ENTRIES PROVIDED
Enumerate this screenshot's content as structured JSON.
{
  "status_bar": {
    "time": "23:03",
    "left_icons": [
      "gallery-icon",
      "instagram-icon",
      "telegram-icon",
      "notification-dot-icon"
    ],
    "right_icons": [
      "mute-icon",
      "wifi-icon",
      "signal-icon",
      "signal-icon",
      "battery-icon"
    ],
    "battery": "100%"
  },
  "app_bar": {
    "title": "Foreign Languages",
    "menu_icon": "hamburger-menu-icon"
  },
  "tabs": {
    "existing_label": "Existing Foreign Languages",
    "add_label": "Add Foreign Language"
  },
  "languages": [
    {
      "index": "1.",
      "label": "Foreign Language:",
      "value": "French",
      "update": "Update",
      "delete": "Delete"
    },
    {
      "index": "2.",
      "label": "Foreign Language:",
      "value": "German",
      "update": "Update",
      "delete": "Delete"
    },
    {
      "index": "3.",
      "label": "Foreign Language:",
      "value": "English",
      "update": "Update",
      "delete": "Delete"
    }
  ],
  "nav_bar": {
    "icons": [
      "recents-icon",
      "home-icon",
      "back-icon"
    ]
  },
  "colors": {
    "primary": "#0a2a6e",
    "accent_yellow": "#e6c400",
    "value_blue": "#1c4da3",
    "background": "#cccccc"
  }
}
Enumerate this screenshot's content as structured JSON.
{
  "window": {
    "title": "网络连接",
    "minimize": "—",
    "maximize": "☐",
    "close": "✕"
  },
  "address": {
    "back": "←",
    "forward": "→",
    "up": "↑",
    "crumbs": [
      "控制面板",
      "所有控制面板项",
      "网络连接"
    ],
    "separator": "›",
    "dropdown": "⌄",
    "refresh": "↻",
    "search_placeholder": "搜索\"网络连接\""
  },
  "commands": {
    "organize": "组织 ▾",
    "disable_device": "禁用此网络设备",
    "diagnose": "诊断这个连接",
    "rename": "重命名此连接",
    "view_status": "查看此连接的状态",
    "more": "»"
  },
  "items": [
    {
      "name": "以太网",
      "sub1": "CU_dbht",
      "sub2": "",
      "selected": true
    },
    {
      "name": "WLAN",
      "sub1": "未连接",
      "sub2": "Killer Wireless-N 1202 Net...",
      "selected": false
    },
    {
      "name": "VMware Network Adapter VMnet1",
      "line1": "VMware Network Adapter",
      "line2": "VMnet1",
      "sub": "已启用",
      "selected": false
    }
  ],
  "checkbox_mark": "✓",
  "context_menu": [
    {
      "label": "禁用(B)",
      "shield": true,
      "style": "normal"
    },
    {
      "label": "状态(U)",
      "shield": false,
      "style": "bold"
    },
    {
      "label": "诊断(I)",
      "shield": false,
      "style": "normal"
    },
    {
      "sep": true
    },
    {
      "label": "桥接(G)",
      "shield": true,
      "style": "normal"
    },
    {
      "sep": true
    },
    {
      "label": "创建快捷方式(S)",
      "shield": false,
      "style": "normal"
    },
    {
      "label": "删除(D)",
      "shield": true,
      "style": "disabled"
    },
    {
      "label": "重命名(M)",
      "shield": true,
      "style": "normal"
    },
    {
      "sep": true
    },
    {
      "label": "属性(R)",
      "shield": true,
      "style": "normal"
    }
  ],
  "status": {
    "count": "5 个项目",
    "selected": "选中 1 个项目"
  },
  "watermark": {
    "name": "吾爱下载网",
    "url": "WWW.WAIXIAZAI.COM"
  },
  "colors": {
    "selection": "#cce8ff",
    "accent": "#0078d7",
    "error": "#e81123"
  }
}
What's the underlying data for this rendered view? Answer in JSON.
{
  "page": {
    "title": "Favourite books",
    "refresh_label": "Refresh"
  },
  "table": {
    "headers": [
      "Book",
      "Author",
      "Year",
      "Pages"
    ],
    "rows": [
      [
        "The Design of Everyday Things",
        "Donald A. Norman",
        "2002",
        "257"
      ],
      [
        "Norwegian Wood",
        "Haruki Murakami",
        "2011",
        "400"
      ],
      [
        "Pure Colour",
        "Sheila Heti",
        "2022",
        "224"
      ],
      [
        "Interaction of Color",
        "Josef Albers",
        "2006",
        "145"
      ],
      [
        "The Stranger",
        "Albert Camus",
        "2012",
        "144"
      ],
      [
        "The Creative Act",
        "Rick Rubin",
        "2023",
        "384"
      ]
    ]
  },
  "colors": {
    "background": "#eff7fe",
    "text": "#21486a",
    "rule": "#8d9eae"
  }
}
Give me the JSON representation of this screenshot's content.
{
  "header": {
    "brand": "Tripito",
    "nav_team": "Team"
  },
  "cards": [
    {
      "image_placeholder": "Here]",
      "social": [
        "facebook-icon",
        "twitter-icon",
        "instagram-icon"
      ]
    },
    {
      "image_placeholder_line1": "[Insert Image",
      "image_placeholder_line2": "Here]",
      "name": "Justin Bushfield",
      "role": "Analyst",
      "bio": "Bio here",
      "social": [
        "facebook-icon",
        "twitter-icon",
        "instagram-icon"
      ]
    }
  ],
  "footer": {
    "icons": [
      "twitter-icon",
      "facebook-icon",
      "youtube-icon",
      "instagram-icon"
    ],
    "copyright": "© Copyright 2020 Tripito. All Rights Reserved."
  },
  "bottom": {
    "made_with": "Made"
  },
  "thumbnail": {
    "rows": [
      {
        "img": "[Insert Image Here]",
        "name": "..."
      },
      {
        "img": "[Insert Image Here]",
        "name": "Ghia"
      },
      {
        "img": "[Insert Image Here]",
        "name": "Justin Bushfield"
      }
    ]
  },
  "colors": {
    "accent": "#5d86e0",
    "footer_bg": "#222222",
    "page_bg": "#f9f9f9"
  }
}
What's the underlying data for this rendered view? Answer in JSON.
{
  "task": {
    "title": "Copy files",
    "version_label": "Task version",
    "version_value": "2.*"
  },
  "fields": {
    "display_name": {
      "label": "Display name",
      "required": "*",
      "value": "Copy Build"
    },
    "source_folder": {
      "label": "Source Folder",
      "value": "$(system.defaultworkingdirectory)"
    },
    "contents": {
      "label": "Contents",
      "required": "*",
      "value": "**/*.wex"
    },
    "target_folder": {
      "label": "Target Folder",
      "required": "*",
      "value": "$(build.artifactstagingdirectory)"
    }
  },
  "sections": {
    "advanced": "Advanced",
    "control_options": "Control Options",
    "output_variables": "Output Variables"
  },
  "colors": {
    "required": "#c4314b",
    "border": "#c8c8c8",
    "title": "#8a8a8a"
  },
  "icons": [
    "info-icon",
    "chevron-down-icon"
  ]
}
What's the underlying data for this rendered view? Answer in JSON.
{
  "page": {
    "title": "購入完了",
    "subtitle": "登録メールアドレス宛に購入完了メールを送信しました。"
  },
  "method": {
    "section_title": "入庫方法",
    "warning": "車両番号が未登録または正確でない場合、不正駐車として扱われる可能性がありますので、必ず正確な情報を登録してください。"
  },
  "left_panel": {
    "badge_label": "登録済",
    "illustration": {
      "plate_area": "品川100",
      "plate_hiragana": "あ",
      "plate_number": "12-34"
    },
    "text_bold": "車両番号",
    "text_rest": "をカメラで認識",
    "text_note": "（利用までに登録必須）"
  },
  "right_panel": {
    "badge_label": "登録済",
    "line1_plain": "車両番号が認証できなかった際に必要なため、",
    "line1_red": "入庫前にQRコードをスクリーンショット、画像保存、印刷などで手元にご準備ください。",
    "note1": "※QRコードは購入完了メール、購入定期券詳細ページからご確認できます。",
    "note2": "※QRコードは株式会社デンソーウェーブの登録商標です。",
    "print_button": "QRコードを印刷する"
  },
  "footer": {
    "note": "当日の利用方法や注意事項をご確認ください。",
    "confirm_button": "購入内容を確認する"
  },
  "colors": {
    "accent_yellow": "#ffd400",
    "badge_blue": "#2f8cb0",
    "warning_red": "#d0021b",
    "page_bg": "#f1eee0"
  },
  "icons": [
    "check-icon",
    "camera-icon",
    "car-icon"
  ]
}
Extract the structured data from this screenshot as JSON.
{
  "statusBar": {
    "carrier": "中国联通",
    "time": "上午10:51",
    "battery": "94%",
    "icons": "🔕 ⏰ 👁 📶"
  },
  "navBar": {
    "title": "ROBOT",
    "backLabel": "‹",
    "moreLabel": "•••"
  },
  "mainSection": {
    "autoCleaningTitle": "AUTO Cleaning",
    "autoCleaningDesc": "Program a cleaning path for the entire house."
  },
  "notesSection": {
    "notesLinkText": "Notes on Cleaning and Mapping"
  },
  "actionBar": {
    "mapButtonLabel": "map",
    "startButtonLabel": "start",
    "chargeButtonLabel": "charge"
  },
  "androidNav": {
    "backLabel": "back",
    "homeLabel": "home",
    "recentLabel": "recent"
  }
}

TASK TO COMPLETE
State the number of lines in the records that include "VMware", and write nothing else.

THE SOLUTION
2